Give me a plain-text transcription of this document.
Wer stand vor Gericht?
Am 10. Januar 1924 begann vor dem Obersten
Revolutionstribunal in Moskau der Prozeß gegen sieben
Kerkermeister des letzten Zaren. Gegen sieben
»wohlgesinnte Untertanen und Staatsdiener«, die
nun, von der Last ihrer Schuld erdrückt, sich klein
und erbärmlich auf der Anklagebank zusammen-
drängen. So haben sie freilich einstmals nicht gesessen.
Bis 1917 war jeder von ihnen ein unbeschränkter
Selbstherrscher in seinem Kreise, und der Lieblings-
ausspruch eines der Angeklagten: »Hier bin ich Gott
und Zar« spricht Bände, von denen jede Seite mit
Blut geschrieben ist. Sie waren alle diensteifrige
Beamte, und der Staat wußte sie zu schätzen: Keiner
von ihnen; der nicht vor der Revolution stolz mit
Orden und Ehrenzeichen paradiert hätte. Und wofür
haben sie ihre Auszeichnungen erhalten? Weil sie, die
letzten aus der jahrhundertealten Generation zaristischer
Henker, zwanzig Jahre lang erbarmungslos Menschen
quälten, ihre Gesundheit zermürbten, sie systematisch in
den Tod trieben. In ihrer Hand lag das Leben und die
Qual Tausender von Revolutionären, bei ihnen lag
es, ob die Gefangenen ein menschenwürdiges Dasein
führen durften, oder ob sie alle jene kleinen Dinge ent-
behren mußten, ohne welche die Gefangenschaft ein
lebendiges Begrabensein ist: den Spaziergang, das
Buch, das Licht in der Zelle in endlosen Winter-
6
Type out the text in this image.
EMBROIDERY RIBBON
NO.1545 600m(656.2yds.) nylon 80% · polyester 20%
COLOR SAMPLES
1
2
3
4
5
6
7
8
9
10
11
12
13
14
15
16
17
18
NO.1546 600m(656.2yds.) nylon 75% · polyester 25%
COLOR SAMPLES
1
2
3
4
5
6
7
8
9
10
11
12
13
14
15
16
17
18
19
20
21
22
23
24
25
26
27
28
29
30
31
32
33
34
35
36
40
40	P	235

• • •

◆ **Instruction**
Every record shown above must be echoed exactly.

◆ **Problem solution**
Give me a plain-text transcription of this document.
Wer stand vor Gericht?
Am 10. Januar 1924 begann vor dem Obersten
Revolutionstribunal in Moskau der Prozeß gegen sieben
Kerkermeister des letzten Zaren. Gegen sieben
»wohlgesinnte Untertanen und Staatsdiener«, die
nun, von der Last ihrer Schuld erdrückt, sich klein
und erbärmlich auf der Anklagebank zusammen-
drängen. So haben sie freilich einstmals nicht gesessen.
Bis 1917 war jeder von ihnen ein unbeschränkter
Selbstherrscher in seinem Kreise, und der Lieblings-
ausspruch eines der Angeklagten: »Hier bin ich Gott
und Zar« spricht Bände, von denen jede Seite mit
Blut geschrieben ist. Sie waren alle diensteifrige
Beamte, und der Staat wußte sie zu schätzen: Keiner
von ihnen; der nicht vor der Revolution stolz mit
Orden und Ehrenzeichen paradiert hätte. Und wofür
haben sie ihre Auszeichnungen erhalten? Weil sie, die
letzten aus der jahrhundertealten Generation zaristischer
Henker, zwanzig Jahre lang erbarmungslos Menschen
quälten, ihre Gesundheit zermürbten, sie systematisch in
den Tod trieben. In ihrer Hand lag das Leben und die
Qual Tausender von Revolutionären, bei ihnen lag
es, ob die Gefangenen ein menschenwürdiges Dasein
führen durften, oder ob sie alle jene kleinen Dinge ent-
behren mußten, ohne welche die Gefangenschaft ein
lebendiges Begrabensein ist: den Spaziergang, das
Buch, das Licht in der Zelle in endlosen Winter-
6
Type out the text in this image.
EMBROIDERY RIBBON
NO.1545 600m(656.2yds.) nylon 80% · polyester 20%
COLOR SAMPLES
1
2
3
4
5
6
7
8
9
10
11
12
13
14
15
16
17
18
NO.1546 600m(656.2yds.) nylon 75% · polyester 25%
COLOR SAMPLES
1
2
3
4
5
6
7
8
9
10
11
12
13
14
15
16
17
18
19
20
21
22
23
24
25
26
27
28
29
30
31
32
33
34
35
36
40
40	P	235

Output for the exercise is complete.